_Problem requirements_
Swap "legend-label" for "legend-entry" in the items starting with the line containing "- y-tick-label: 65: [32, 498, 72, 543]" and continuing through the line containing "- line-series: [142, 75, 1597, 857]". Reproduce only those lines, with everything else left unchanged.

/---

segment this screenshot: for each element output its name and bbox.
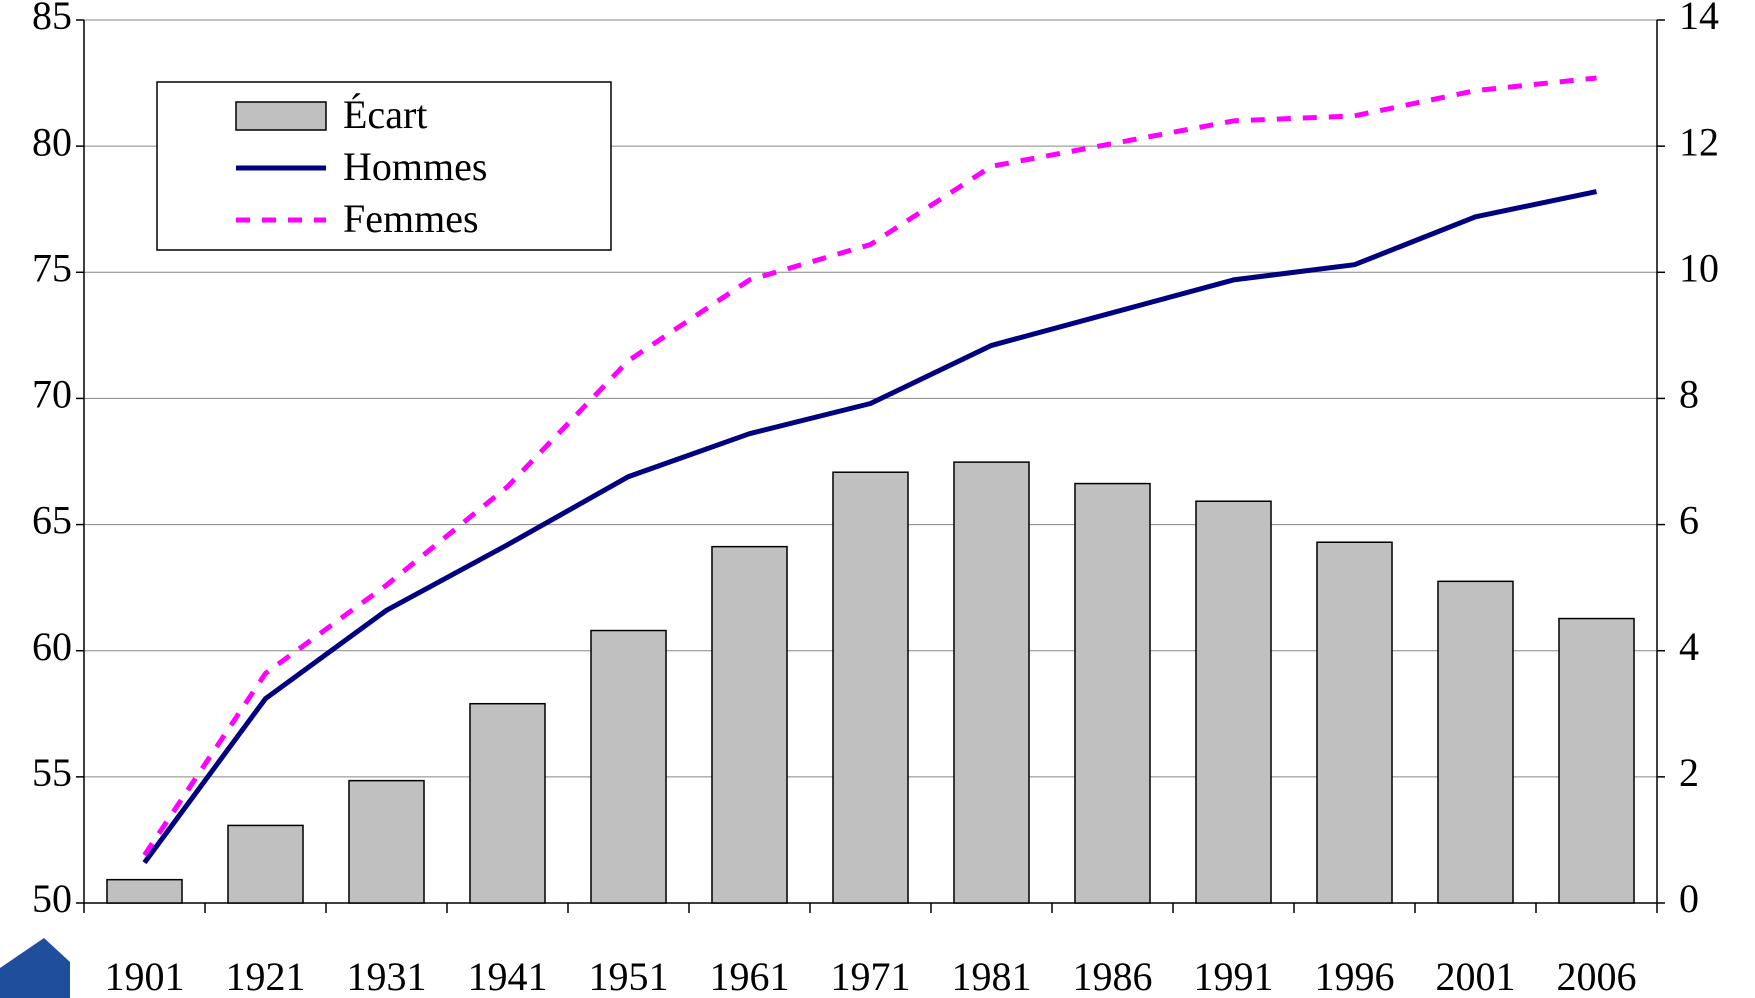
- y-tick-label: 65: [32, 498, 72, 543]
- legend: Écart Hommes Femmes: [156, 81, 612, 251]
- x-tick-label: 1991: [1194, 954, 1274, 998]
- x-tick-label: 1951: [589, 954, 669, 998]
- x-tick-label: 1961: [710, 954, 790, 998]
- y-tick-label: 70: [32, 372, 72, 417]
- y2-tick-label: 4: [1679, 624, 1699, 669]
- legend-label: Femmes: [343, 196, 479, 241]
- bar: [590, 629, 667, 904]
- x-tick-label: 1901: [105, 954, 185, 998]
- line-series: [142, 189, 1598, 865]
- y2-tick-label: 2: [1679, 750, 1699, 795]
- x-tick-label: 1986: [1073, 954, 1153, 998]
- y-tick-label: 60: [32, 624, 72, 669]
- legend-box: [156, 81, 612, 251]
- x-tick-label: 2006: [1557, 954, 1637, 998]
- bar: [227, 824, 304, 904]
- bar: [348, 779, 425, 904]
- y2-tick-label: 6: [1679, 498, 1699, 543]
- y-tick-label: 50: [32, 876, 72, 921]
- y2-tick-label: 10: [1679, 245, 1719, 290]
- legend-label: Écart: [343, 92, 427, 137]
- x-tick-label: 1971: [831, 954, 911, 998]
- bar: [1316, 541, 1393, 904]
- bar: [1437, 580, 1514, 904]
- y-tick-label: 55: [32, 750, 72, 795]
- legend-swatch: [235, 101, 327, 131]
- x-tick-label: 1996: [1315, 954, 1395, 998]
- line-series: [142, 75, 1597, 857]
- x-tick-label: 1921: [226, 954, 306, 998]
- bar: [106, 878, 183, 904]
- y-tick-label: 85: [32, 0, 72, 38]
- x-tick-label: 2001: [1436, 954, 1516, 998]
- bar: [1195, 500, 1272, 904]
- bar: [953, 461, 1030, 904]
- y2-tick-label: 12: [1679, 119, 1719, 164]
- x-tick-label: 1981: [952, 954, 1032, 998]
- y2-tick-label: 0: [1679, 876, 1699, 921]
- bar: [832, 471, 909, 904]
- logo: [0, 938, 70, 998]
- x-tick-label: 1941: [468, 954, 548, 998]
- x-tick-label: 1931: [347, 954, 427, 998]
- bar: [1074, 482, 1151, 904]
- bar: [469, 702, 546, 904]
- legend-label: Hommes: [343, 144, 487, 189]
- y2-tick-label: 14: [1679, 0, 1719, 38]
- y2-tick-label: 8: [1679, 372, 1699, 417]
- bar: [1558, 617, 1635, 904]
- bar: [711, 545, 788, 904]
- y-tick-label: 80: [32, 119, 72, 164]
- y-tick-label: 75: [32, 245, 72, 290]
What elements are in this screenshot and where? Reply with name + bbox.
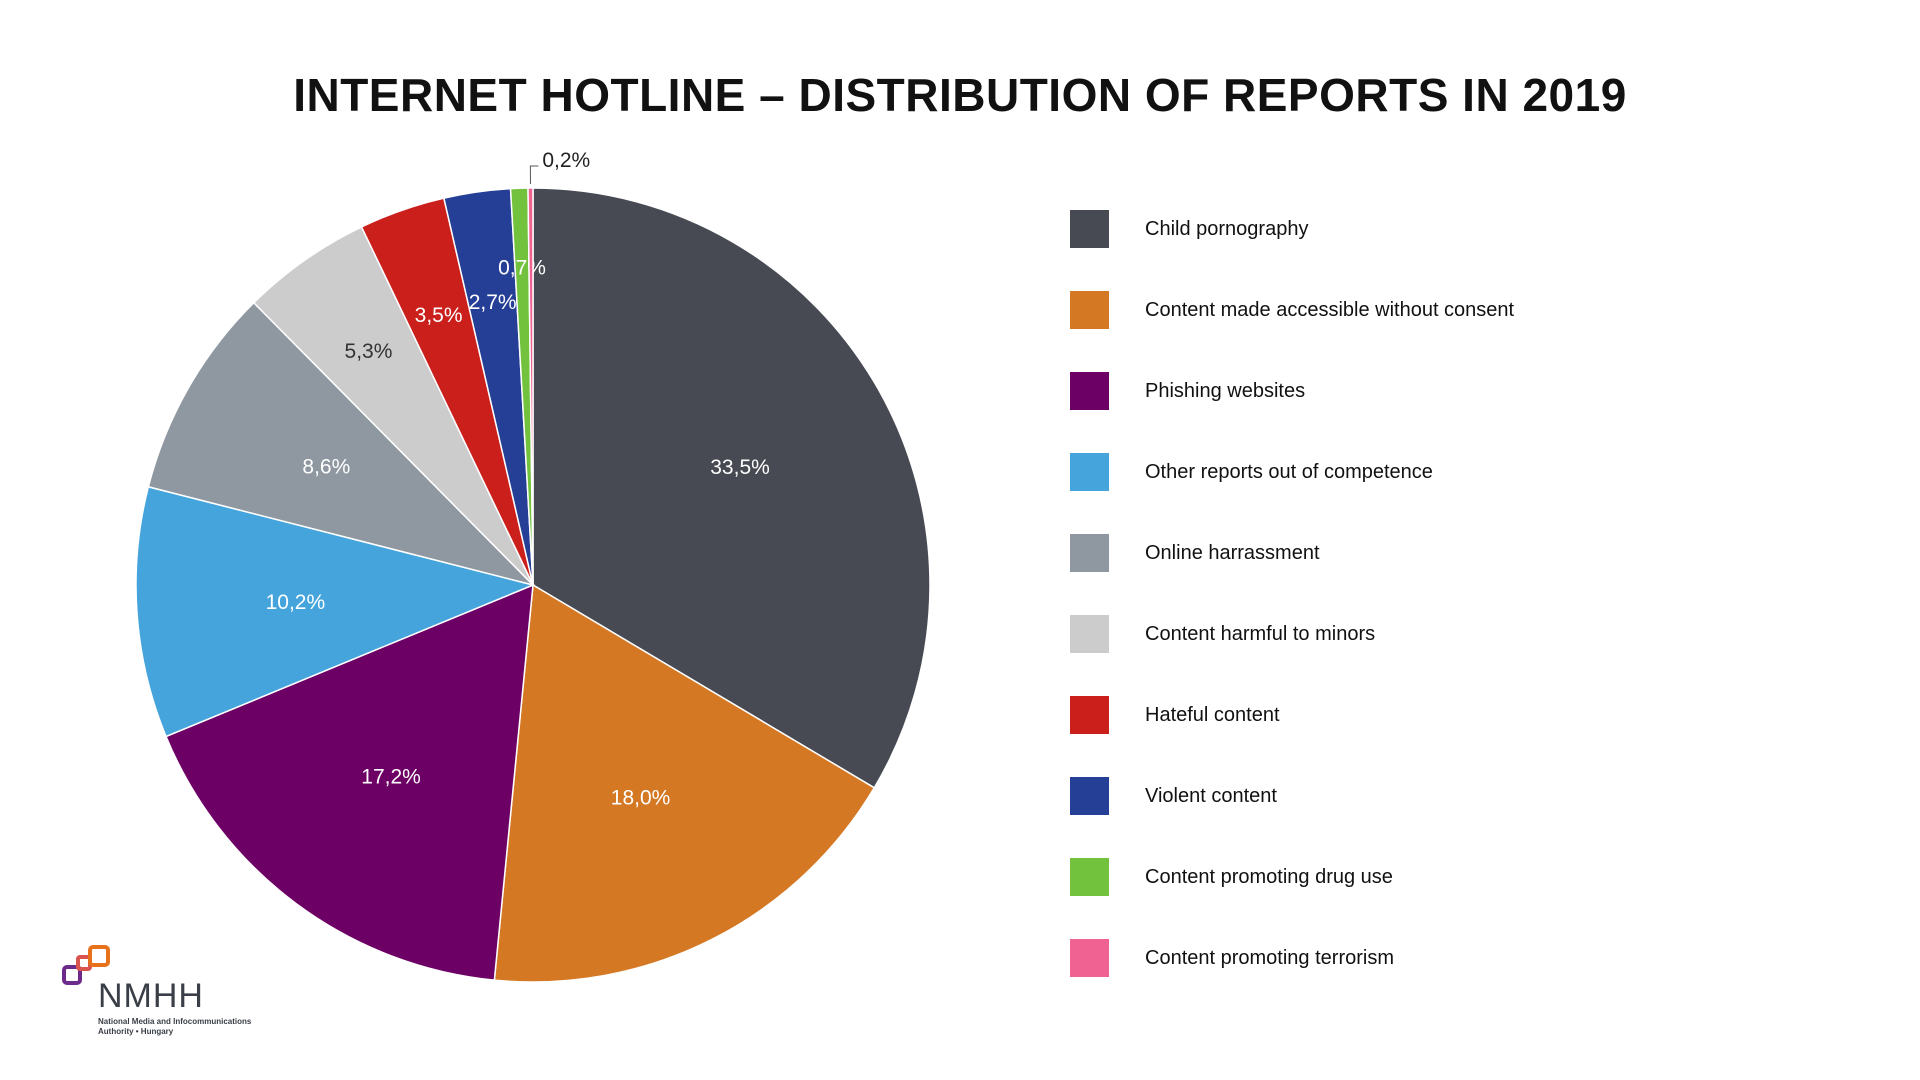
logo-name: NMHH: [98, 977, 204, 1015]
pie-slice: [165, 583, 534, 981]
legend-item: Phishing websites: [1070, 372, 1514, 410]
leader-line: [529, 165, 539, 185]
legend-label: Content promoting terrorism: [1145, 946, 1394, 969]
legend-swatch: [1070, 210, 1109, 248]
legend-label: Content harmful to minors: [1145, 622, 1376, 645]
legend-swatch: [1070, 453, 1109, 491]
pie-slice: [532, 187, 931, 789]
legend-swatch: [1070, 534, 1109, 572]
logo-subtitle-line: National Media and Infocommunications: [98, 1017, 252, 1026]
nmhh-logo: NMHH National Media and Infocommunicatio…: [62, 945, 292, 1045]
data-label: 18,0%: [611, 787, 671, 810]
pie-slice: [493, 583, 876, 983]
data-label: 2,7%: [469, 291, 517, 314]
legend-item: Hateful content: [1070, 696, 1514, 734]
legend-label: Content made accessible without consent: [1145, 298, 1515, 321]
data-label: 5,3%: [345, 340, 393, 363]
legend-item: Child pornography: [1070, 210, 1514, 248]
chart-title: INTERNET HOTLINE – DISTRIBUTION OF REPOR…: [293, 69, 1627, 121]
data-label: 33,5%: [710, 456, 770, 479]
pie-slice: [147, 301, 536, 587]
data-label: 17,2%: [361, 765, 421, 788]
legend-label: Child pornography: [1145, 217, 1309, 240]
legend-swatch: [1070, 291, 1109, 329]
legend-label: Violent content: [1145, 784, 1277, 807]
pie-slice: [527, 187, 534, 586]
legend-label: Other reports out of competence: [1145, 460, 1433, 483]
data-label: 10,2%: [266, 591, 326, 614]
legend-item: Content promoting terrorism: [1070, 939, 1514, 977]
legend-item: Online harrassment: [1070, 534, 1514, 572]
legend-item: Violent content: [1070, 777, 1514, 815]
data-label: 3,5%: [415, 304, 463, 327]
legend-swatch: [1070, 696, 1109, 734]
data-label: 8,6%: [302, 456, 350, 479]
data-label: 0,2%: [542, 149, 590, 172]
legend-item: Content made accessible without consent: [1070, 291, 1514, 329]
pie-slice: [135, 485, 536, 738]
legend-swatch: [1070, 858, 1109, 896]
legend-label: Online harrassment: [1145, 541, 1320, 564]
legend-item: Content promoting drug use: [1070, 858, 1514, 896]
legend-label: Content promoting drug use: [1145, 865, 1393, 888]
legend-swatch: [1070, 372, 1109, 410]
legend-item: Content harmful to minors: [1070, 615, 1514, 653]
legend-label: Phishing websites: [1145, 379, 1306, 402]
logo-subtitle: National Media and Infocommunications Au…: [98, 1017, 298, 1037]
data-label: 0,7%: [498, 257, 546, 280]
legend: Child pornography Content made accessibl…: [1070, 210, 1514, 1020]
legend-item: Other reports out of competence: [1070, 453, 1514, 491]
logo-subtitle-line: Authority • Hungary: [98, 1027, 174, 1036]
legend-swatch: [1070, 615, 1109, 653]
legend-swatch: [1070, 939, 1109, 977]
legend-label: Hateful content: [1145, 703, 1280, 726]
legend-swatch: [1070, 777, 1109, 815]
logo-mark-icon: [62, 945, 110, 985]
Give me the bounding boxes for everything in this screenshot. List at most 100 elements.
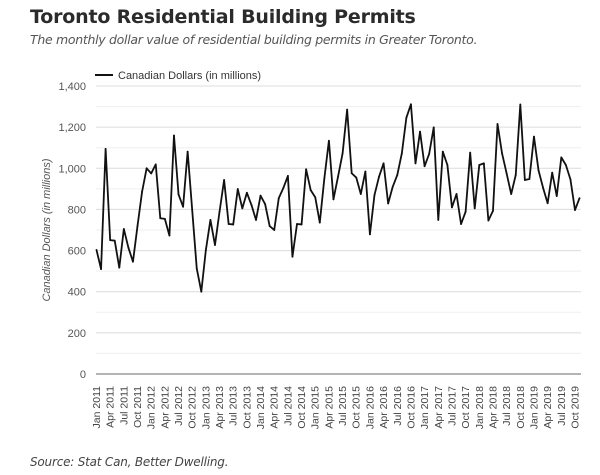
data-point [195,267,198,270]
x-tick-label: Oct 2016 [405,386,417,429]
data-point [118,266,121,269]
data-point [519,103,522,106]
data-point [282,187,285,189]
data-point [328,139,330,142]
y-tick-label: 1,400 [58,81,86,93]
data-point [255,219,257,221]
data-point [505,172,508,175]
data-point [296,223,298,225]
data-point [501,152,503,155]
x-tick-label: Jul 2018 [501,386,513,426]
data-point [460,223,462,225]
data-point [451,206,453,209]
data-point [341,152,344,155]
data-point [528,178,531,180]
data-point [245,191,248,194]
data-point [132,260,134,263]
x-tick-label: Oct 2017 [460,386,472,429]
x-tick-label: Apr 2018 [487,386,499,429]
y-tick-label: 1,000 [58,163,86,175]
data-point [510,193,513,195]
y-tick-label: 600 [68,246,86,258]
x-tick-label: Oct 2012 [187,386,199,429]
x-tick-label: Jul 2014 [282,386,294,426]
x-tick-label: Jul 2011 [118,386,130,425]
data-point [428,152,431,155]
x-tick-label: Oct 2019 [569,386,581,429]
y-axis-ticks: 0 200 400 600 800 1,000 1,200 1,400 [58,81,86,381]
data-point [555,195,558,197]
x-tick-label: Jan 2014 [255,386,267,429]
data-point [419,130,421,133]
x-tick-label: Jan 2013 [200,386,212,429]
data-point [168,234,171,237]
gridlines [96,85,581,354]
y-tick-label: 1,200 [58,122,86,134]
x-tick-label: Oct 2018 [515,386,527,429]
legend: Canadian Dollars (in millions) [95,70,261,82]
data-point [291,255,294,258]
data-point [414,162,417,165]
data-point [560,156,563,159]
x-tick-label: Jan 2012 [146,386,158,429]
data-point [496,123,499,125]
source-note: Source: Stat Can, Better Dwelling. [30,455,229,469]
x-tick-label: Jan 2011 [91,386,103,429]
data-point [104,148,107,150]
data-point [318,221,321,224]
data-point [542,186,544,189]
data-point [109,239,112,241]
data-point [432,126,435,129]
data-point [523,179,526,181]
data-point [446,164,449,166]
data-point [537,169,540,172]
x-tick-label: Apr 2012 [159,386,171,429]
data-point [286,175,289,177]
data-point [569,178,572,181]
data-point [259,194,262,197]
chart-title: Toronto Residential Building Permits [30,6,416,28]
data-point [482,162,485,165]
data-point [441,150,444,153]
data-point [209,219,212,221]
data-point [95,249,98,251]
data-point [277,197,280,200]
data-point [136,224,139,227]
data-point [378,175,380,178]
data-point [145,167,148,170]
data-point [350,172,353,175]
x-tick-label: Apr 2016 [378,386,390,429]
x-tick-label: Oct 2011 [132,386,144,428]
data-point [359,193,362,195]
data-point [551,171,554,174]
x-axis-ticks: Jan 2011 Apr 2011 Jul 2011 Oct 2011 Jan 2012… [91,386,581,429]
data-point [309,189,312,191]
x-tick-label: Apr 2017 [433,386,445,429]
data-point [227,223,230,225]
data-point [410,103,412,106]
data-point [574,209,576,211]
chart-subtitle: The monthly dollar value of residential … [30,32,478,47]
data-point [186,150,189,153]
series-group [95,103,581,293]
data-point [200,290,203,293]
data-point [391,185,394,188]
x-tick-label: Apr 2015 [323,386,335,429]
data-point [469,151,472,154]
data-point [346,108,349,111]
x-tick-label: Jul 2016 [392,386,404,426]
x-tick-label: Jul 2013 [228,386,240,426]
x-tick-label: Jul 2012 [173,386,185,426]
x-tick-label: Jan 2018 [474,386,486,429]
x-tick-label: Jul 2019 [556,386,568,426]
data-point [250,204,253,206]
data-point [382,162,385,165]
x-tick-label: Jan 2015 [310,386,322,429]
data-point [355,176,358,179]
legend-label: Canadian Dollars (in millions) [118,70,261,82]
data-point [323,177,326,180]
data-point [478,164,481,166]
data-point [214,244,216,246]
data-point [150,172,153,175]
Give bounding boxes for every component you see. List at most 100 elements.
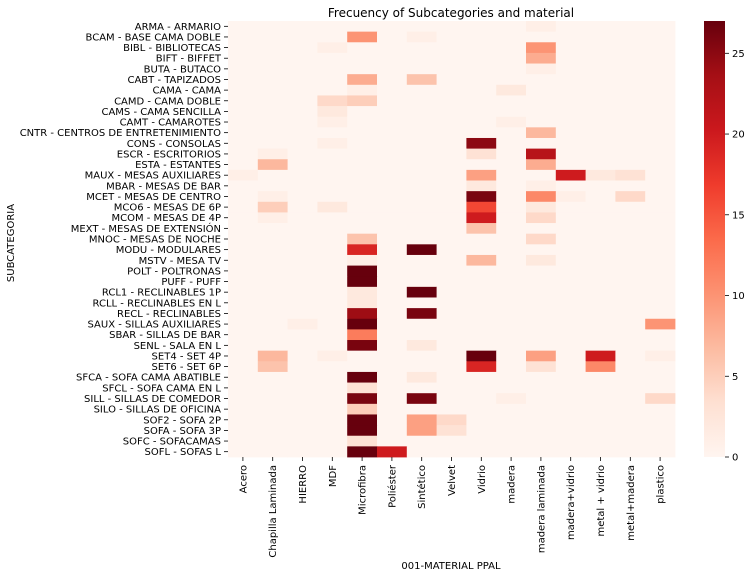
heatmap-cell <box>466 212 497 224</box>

\---

_Solution for this exercise_
- y-tick-label: 65: [32, 498, 72, 543]
- legend: Écart Hommes Femmes: [156, 81, 612, 251]
- x-tick-label: 1991: [1194, 954, 1274, 998]
- x-tick-label: 1951: [589, 954, 669, 998]
- x-tick-label: 1961: [710, 954, 790, 998]
- y-tick-label: 70: [32, 372, 72, 417]
- y2-tick-label: 4: [1679, 624, 1699, 669]
- legend-entry: Femmes: [343, 196, 479, 241]
- bar: [590, 629, 667, 904]
- x-tick-label: 1901: [105, 954, 185, 998]
- line-series: [142, 189, 1598, 865]
- y2-tick-label: 2: [1679, 750, 1699, 795]
- x-tick-label: 1986: [1073, 954, 1153, 998]
- y-tick-label: 60: [32, 624, 72, 669]
- legend-box: [156, 81, 612, 251]
- x-tick-label: 2006: [1557, 954, 1637, 998]
- bar: [227, 824, 304, 904]
- bar: [348, 779, 425, 904]
- y2-tick-label: 6: [1679, 498, 1699, 543]
- y-tick-label: 50: [32, 876, 72, 921]
- y2-tick-label: 10: [1679, 245, 1719, 290]
- legend-entry: Écart: [343, 92, 427, 137]
- x-tick-label: 1971: [831, 954, 911, 998]
- bar: [1316, 541, 1393, 904]
- bar: [1437, 580, 1514, 904]
- y-tick-label: 55: [32, 750, 72, 795]
- legend-swatch: [235, 101, 327, 131]
- x-tick-label: 1996: [1315, 954, 1395, 998]
- line-series: [142, 75, 1597, 857]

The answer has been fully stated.